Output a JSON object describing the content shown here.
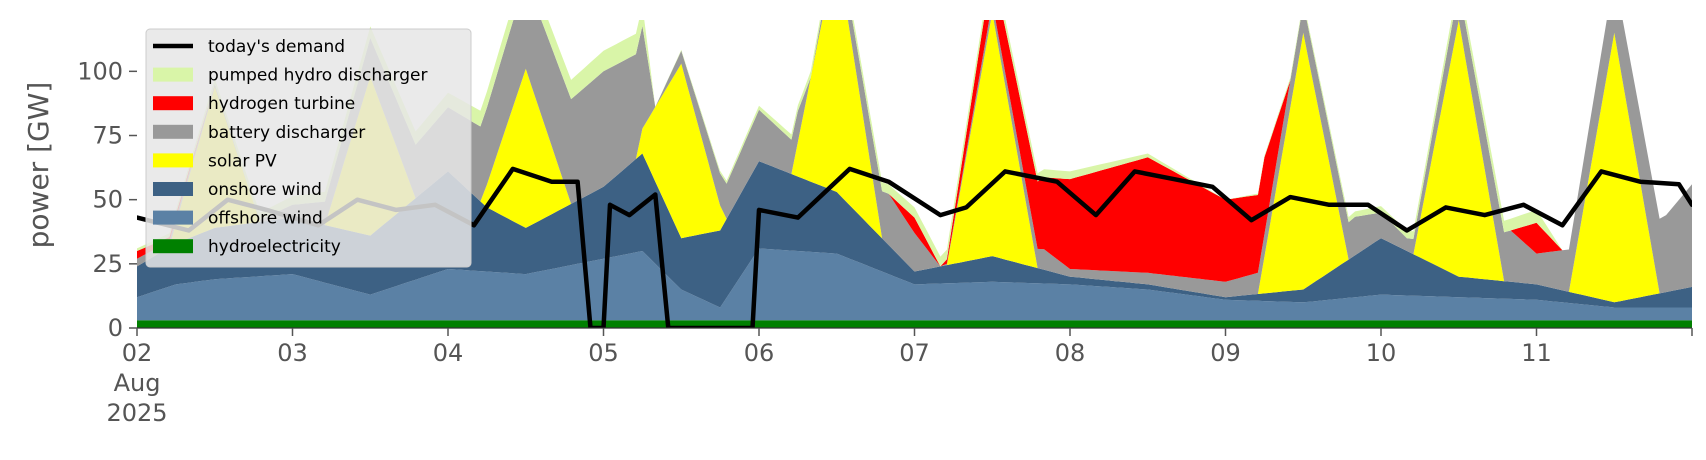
{
  "chart_data": {
    "type": "area",
    "title": "",
    "xlabel": "",
    "ylabel": "power [GW]",
    "ylim": [
      0,
      120
    ],
    "y_ticks": [
      0,
      25,
      50,
      75,
      100
    ],
    "x_range": [
      "2025-08-02",
      "2025-08-12"
    ],
    "x_ticks": [
      {
        "date": "2025-08-02",
        "label": "02",
        "label2": "Aug",
        "label3": "2025"
      },
      {
        "date": "2025-08-03",
        "label": "03"
      },
      {
        "date": "2025-08-04",
        "label": "04"
      },
      {
        "date": "2025-08-05",
        "label": "05"
      },
      {
        "date": "2025-08-06",
        "label": "06"
      },
      {
        "date": "2025-08-07",
        "label": "07"
      },
      {
        "date": "2025-08-08",
        "label": "08"
      },
      {
        "date": "2025-08-09",
        "label": "09"
      },
      {
        "date": "2025-08-10",
        "label": "10"
      },
      {
        "date": "2025-08-11",
        "label": "11"
      }
    ],
    "grid": false,
    "legend_position": "top-left",
    "stack_order": [
      "hydroelectricity",
      "offshore wind",
      "onshore wind",
      "solar PV",
      "battery discharger",
      "hydrogen turbine",
      "pumped hydro discharger"
    ],
    "series": [
      {
        "name": "hydroelectricity",
        "color": "#008000",
        "values": [
          [
            "2025-08-02 00:00",
            3
          ],
          [
            "2025-08-03 00:00",
            3
          ],
          [
            "2025-08-04 00:00",
            3
          ],
          [
            "2025-08-05 00:00",
            3
          ],
          [
            "2025-08-06 00:00",
            3
          ],
          [
            "2025-08-07 00:00",
            3
          ],
          [
            "2025-08-08 00:00",
            3
          ],
          [
            "2025-08-09 00:00",
            3
          ],
          [
            "2025-08-10 00:00",
            3
          ],
          [
            "2025-08-11 00:00",
            3
          ],
          [
            "2025-08-12 00:00",
            3
          ]
        ]
      },
      {
        "name": "offshore wind",
        "color": "#5b81a5",
        "values": [
          [
            "2025-08-02 00:00",
            9
          ],
          [
            "2025-08-02 06:00",
            14
          ],
          [
            "2025-08-02 12:00",
            16
          ],
          [
            "2025-08-03 00:00",
            18
          ],
          [
            "2025-08-03 12:00",
            10
          ],
          [
            "2025-08-04 00:00",
            20
          ],
          [
            "2025-08-04 12:00",
            18
          ],
          [
            "2025-08-05 00:00",
            24
          ],
          [
            "2025-08-05 06:00",
            27
          ],
          [
            "2025-08-05 12:00",
            12
          ],
          [
            "2025-08-05 18:00",
            5
          ],
          [
            "2025-08-06 00:00",
            28
          ],
          [
            "2025-08-06 12:00",
            26
          ],
          [
            "2025-08-07 00:00",
            14
          ],
          [
            "2025-08-07 12:00",
            15
          ],
          [
            "2025-08-08 00:00",
            14
          ],
          [
            "2025-08-08 12:00",
            12
          ],
          [
            "2025-08-09 00:00",
            8
          ],
          [
            "2025-08-09 12:00",
            7
          ],
          [
            "2025-08-10 00:00",
            10
          ],
          [
            "2025-08-10 12:00",
            9
          ],
          [
            "2025-08-11 00:00",
            8
          ],
          [
            "2025-08-11 12:00",
            5
          ],
          [
            "2025-08-12 00:00",
            5
          ]
        ]
      },
      {
        "name": "onshore wind",
        "color": "#3d6184",
        "values": [
          [
            "2025-08-02 00:00",
            12
          ],
          [
            "2025-08-02 12:00",
            20
          ],
          [
            "2025-08-03 00:00",
            22
          ],
          [
            "2025-08-03 12:00",
            23
          ],
          [
            "2025-08-04 00:00",
            38
          ],
          [
            "2025-08-04 06:00",
            25
          ],
          [
            "2025-08-04 12:00",
            18
          ],
          [
            "2025-08-05 00:00",
            28
          ],
          [
            "2025-08-05 06:00",
            38
          ],
          [
            "2025-08-05 12:00",
            20
          ],
          [
            "2025-08-05 18:00",
            30
          ],
          [
            "2025-08-06 00:00",
            34
          ],
          [
            "2025-08-06 12:00",
            24
          ],
          [
            "2025-08-07 00:00",
            5
          ],
          [
            "2025-08-07 12:00",
            10
          ],
          [
            "2025-08-08 00:00",
            3
          ],
          [
            "2025-08-08 12:00",
            2
          ],
          [
            "2025-08-09 00:00",
            1
          ],
          [
            "2025-08-09 12:00",
            5
          ],
          [
            "2025-08-10 00:00",
            22
          ],
          [
            "2025-08-10 12:00",
            8
          ],
          [
            "2025-08-11 00:00",
            6
          ],
          [
            "2025-08-11 12:00",
            2
          ],
          [
            "2025-08-12 00:00",
            8
          ]
        ]
      },
      {
        "name": "solar PV",
        "color": "#ffff00",
        "values": [
          [
            "2025-08-02 00:00",
            0
          ],
          [
            "2025-08-02 05:00",
            0
          ],
          [
            "2025-08-02 12:00",
            55
          ],
          [
            "2025-08-02 19:00",
            0
          ],
          [
            "2025-08-03 05:00",
            0
          ],
          [
            "2025-08-03 12:00",
            62
          ],
          [
            "2025-08-03 19:00",
            0
          ],
          [
            "2025-08-04 05:00",
            0
          ],
          [
            "2025-08-04 12:00",
            62
          ],
          [
            "2025-08-04 19:00",
            0
          ],
          [
            "2025-08-05 05:00",
            0
          ],
          [
            "2025-08-05 12:00",
            68
          ],
          [
            "2025-08-05 19:00",
            0
          ],
          [
            "2025-08-06 05:00",
            0
          ],
          [
            "2025-08-06 12:00",
            95
          ],
          [
            "2025-08-06 19:00",
            0
          ],
          [
            "2025-08-07 05:00",
            0
          ],
          [
            "2025-08-07 12:00",
            95
          ],
          [
            "2025-08-07 19:00",
            0
          ],
          [
            "2025-08-08 05:00",
            0
          ],
          [
            "2025-08-08 12:00",
            0
          ],
          [
            "2025-08-09 05:00",
            0
          ],
          [
            "2025-08-09 12:00",
            100
          ],
          [
            "2025-08-09 19:00",
            0
          ],
          [
            "2025-08-10 05:00",
            0
          ],
          [
            "2025-08-10 12:00",
            100
          ],
          [
            "2025-08-10 19:00",
            0
          ],
          [
            "2025-08-11 05:00",
            0
          ],
          [
            "2025-08-11 12:00",
            105
          ],
          [
            "2025-08-11 19:00",
            0
          ],
          [
            "2025-08-12 00:00",
            0
          ]
        ]
      },
      {
        "name": "battery discharger",
        "color": "#999999",
        "values": [
          [
            "2025-08-02 00:00",
            3
          ],
          [
            "2025-08-02 18:00",
            0
          ],
          [
            "2025-08-05 00:00",
            45
          ],
          [
            "2025-08-05 06:00",
            40
          ],
          [
            "2025-08-05 08:00",
            0
          ],
          [
            "2025-08-06 00:00",
            20
          ],
          [
            "2025-08-06 06:00",
            12
          ],
          [
            "2025-08-06 08:00",
            0
          ],
          [
            "2025-08-06 20:00",
            20
          ],
          [
            "2025-08-07 00:00",
            15
          ],
          [
            "2025-08-07 04:00",
            0
          ],
          [
            "2025-08-07 20:00",
            8
          ],
          [
            "2025-08-08 00:00",
            3
          ],
          [
            "2025-08-09 00:00",
            6
          ],
          [
            "2025-08-09 20:00",
            15
          ],
          [
            "2025-08-10 04:00",
            5
          ],
          [
            "2025-08-10 20:00",
            20
          ],
          [
            "2025-08-11 00:00",
            12
          ],
          [
            "2025-08-11 20:00",
            30
          ],
          [
            "2025-08-12 00:00",
            40
          ]
        ]
      },
      {
        "name": "hydrogen turbine",
        "color": "#ff0000",
        "values": [
          [
            "2025-08-02 00:00",
            3
          ],
          [
            "2025-08-02 12:00",
            0
          ],
          [
            "2025-08-06 20:00",
            0
          ],
          [
            "2025-08-07 00:00",
            6
          ],
          [
            "2025-08-07 04:00",
            0
          ],
          [
            "2025-08-08 00:00",
            35
          ],
          [
            "2025-08-08 12:00",
            45
          ],
          [
            "2025-08-09 00:00",
            32
          ],
          [
            "2025-08-09 06:00",
            30
          ],
          [
            "2025-08-09 10:00",
            0
          ],
          [
            "2025-08-10 20:00",
            0
          ],
          [
            "2025-08-11 00:00",
            12
          ],
          [
            "2025-08-11 04:00",
            0
          ]
        ]
      },
      {
        "name": "pumped hydro discharger",
        "color": "#d9f5a8",
        "values": [
          [
            "2025-08-02 00:00",
            1
          ],
          [
            "2025-08-05 00:00",
            8
          ],
          [
            "2025-08-05 06:00",
            8
          ],
          [
            "2025-08-05 08:00",
            0
          ],
          [
            "2025-08-07 00:00",
            4
          ],
          [
            "2025-08-08 00:00",
            3
          ],
          [
            "2025-08-09 00:00",
            0
          ],
          [
            "2025-08-11 00:00",
            5
          ],
          [
            "2025-08-11 04:00",
            0
          ]
        ]
      }
    ],
    "line": {
      "name": "today's demand",
      "color": "#000000",
      "values": [
        [
          "2025-08-02 00:00",
          43
        ],
        [
          "2025-08-02 08:00",
          38
        ],
        [
          "2025-08-02 14:00",
          50
        ],
        [
          "2025-08-02 20:00",
          46
        ],
        [
          "2025-08-03 04:00",
          40
        ],
        [
          "2025-08-03 10:00",
          50
        ],
        [
          "2025-08-03 16:00",
          46
        ],
        [
          "2025-08-03 22:00",
          48
        ],
        [
          "2025-08-04 04:00",
          40
        ],
        [
          "2025-08-04 10:00",
          62
        ],
        [
          "2025-08-04 16:00",
          57
        ],
        [
          "2025-08-04 20:00",
          57
        ],
        [
          "2025-08-04 22:00",
          0
        ],
        [
          "2025-08-05 00:00",
          0
        ],
        [
          "2025-08-05 01:00",
          48
        ],
        [
          "2025-08-05 04:00",
          44
        ],
        [
          "2025-08-05 08:00",
          52
        ],
        [
          "2025-08-05 10:00",
          0
        ],
        [
          "2025-08-05 23:00",
          0
        ],
        [
          "2025-08-06 00:00",
          46
        ],
        [
          "2025-08-06 06:00",
          43
        ],
        [
          "2025-08-06 14:00",
          62
        ],
        [
          "2025-08-06 20:00",
          57
        ],
        [
          "2025-08-07 04:00",
          44
        ],
        [
          "2025-08-07 08:00",
          47
        ],
        [
          "2025-08-07 14:00",
          61
        ],
        [
          "2025-08-07 22:00",
          57
        ],
        [
          "2025-08-08 04:00",
          44
        ],
        [
          "2025-08-08 10:00",
          61
        ],
        [
          "2025-08-08 16:00",
          58
        ],
        [
          "2025-08-08 22:00",
          55
        ],
        [
          "2025-08-09 04:00",
          42
        ],
        [
          "2025-08-09 10:00",
          51
        ],
        [
          "2025-08-09 16:00",
          48
        ],
        [
          "2025-08-09 22:00",
          48
        ],
        [
          "2025-08-10 04:00",
          38
        ],
        [
          "2025-08-10 10:00",
          47
        ],
        [
          "2025-08-10 16:00",
          44
        ],
        [
          "2025-08-10 22:00",
          48
        ],
        [
          "2025-08-11 04:00",
          40
        ],
        [
          "2025-08-11 10:00",
          61
        ],
        [
          "2025-08-11 16:00",
          57
        ],
        [
          "2025-08-11 22:00",
          56
        ],
        [
          "2025-08-12 00:00",
          48
        ]
      ]
    }
  },
  "legend": {
    "items": [
      {
        "label": "today's demand",
        "color": "#000000",
        "kind": "line"
      },
      {
        "label": "pumped hydro discharger",
        "color": "#d9f5a8",
        "kind": "patch"
      },
      {
        "label": "hydrogen turbine",
        "color": "#ff0000",
        "kind": "patch"
      },
      {
        "label": "battery discharger",
        "color": "#999999",
        "kind": "patch"
      },
      {
        "label": "solar PV",
        "color": "#ffff00",
        "kind": "patch"
      },
      {
        "label": "onshore wind",
        "color": "#3d6184",
        "kind": "patch"
      },
      {
        "label": "offshore wind",
        "color": "#5b81a5",
        "kind": "patch"
      },
      {
        "label": "hydroelectricity",
        "color": "#008000",
        "kind": "patch"
      }
    ]
  }
}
━━━━━━━━━━━━━━━━━━━━━━━━━━━━━━
● STATED PROBLEM
Read through the lines above and collect those that contain the string "today".

● RESULT
      "name": "today's demand",
        "label": "today's demand",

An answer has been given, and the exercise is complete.